=== WORK REQUIRED ===
Show all lines holding "JSON".

=== RECORD EXTRACTS ===
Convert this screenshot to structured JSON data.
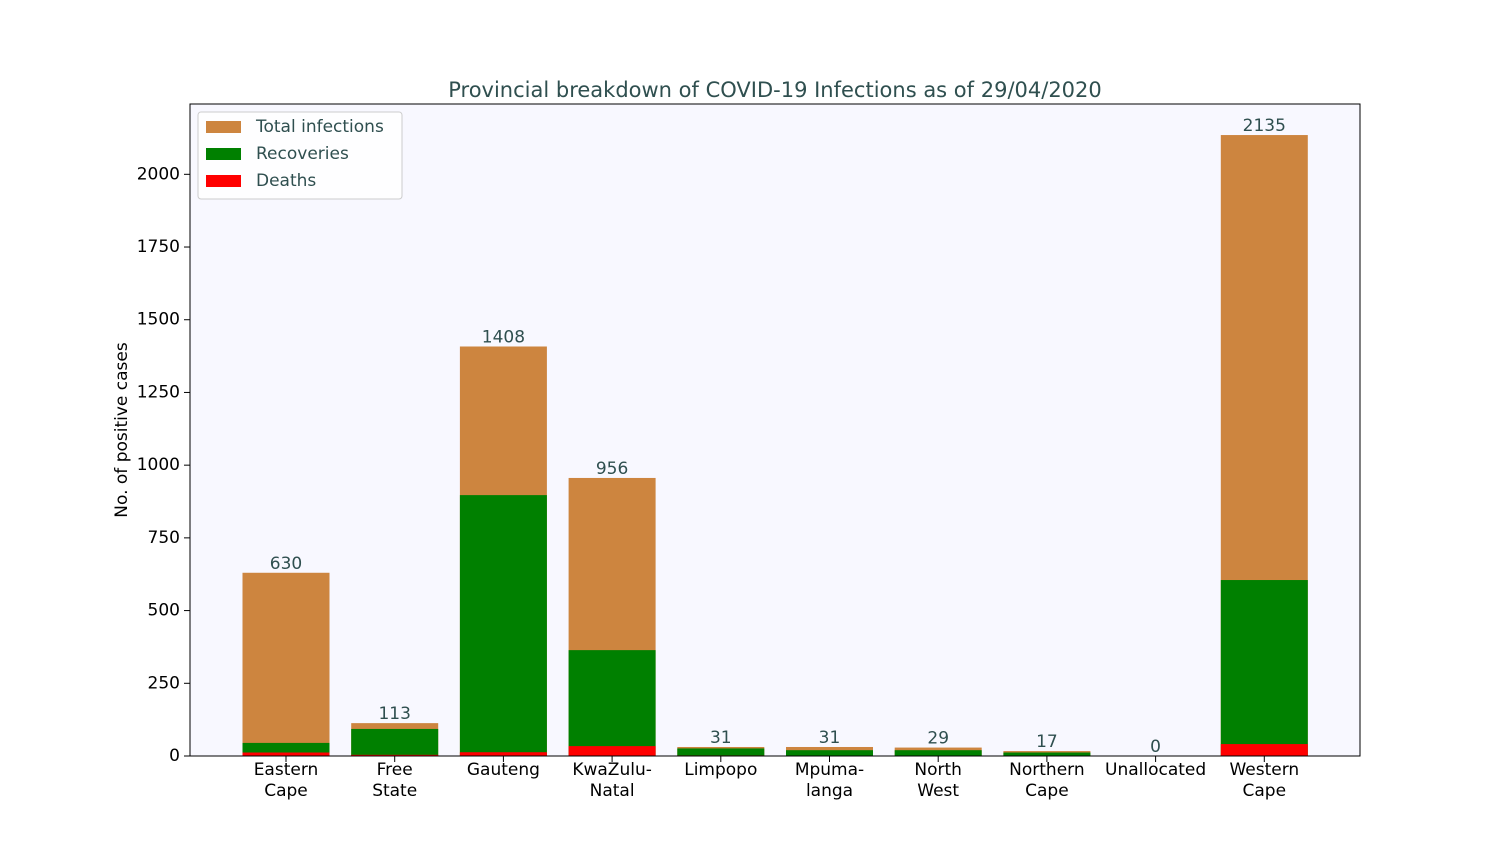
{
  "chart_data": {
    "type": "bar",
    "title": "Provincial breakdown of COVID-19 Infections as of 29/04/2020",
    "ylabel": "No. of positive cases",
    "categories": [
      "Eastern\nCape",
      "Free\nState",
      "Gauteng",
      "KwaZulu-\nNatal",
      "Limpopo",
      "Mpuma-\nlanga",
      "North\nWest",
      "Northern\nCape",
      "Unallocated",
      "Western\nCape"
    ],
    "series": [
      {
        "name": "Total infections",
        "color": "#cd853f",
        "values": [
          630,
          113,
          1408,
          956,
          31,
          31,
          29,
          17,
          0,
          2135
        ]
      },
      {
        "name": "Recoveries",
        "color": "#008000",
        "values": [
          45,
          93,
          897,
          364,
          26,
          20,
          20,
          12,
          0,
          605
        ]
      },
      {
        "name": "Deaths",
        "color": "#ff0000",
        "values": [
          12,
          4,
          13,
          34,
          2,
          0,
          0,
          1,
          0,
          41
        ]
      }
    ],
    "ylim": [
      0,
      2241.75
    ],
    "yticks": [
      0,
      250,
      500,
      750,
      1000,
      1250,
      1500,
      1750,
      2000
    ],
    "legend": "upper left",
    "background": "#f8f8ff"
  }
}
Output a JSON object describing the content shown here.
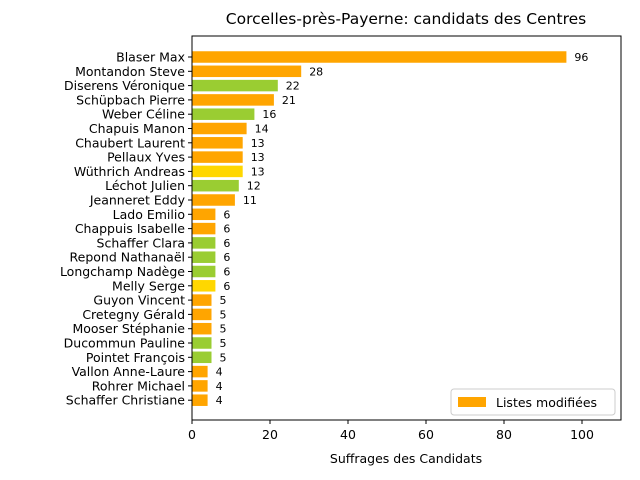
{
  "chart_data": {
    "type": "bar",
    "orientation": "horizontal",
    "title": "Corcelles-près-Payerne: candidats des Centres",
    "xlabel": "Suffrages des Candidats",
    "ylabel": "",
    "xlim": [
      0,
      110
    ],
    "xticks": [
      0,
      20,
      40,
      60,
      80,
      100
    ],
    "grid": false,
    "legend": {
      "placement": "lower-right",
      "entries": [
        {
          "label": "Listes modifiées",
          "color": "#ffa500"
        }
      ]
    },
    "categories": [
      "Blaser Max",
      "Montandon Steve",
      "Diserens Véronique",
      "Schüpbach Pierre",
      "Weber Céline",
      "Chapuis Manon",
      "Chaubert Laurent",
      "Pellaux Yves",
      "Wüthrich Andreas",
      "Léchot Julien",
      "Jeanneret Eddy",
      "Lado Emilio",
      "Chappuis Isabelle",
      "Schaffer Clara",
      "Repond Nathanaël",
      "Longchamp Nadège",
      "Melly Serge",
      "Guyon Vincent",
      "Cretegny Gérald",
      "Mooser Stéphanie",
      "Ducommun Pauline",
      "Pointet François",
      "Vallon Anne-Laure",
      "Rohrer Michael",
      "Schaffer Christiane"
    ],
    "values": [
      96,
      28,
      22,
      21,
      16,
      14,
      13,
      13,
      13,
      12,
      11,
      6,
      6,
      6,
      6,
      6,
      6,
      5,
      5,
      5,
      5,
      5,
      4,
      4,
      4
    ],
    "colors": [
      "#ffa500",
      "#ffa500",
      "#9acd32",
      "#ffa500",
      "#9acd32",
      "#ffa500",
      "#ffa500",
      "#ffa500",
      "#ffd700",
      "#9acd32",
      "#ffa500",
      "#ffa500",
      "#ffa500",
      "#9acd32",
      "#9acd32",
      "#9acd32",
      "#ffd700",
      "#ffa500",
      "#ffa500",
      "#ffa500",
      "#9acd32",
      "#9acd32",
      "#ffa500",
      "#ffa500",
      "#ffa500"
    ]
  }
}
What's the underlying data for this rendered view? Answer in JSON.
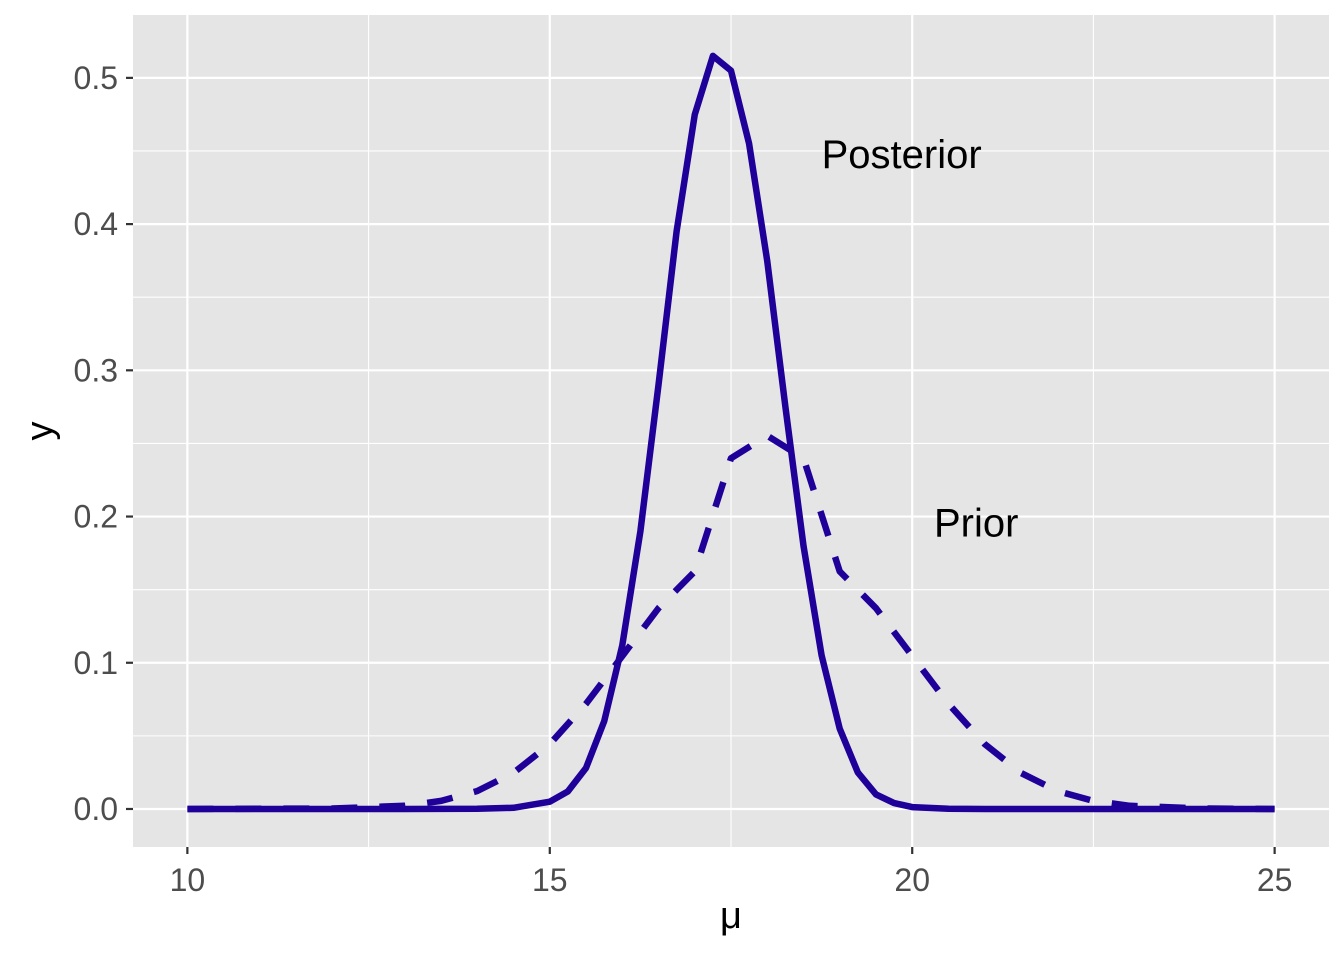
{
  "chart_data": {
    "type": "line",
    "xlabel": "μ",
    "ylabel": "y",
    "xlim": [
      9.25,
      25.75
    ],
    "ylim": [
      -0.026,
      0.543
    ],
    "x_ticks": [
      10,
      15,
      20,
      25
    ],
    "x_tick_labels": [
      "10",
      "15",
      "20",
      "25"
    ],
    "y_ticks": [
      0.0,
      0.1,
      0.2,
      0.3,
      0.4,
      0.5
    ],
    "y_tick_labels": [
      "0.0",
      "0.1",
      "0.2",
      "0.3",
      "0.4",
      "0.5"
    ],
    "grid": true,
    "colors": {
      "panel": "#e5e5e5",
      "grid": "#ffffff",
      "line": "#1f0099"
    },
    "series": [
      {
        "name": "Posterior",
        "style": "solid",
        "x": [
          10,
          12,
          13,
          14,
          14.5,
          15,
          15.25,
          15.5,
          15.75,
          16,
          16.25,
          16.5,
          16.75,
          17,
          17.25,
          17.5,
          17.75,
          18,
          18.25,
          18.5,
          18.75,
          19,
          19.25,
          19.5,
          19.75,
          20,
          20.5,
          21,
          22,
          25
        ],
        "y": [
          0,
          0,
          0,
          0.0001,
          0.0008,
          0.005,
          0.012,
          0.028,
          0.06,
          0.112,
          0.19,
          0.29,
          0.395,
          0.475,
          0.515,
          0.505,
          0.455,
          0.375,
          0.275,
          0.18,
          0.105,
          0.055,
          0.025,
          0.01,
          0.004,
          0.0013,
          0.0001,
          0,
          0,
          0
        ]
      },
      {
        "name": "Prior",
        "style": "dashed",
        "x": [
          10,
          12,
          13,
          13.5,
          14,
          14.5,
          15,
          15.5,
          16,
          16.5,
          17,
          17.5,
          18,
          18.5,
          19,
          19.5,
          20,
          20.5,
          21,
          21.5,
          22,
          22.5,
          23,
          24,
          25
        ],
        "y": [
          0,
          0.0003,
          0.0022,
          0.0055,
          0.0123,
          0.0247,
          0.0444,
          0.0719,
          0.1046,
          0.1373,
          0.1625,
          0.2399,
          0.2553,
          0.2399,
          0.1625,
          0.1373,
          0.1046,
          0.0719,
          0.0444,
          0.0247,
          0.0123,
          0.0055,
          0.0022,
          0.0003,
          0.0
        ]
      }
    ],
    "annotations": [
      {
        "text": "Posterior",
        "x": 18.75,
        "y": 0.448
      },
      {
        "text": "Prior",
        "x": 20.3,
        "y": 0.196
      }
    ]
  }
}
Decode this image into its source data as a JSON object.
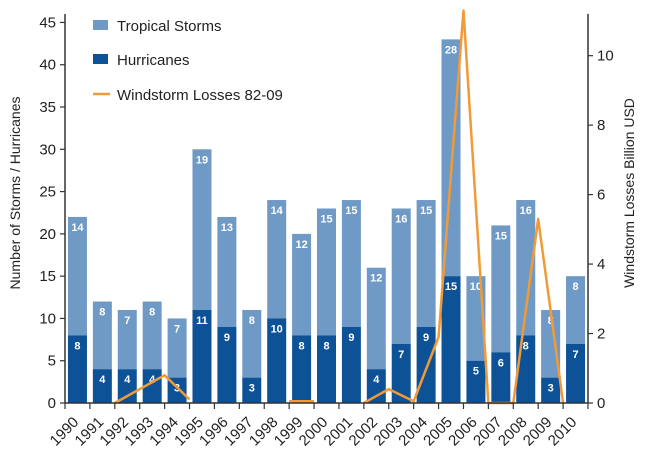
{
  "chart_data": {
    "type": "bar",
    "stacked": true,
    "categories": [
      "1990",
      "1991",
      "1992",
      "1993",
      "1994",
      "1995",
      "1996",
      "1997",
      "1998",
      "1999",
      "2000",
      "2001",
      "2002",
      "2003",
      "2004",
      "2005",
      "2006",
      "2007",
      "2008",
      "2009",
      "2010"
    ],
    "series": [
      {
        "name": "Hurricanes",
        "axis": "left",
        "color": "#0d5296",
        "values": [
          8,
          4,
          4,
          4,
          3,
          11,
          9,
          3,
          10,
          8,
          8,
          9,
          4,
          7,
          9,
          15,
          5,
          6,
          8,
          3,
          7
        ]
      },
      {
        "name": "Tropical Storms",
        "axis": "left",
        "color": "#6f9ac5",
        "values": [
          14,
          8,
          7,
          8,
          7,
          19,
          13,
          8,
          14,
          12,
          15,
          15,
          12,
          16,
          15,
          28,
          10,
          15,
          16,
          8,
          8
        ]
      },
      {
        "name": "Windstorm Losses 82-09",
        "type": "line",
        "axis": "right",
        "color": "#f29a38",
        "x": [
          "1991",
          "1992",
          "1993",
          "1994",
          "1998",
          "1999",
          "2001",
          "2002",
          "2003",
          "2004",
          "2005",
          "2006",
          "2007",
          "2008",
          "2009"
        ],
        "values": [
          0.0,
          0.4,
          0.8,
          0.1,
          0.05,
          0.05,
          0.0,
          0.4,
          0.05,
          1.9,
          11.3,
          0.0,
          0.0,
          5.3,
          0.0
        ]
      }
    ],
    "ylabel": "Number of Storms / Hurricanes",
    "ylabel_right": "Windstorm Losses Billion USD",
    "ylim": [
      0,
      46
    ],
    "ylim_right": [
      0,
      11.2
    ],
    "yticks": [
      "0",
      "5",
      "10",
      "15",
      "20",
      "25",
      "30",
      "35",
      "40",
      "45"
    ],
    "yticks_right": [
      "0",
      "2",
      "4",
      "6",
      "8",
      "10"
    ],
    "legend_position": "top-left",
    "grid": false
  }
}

=== OUTPUT FOR THIS EXERCISE ===
Convert this screenshot to structured JSON data.
Output a JSON object describing the content shown here.
What's the underlying data for this rendered view? Answer in JSON.
Decode this image into its source data as a JSON object.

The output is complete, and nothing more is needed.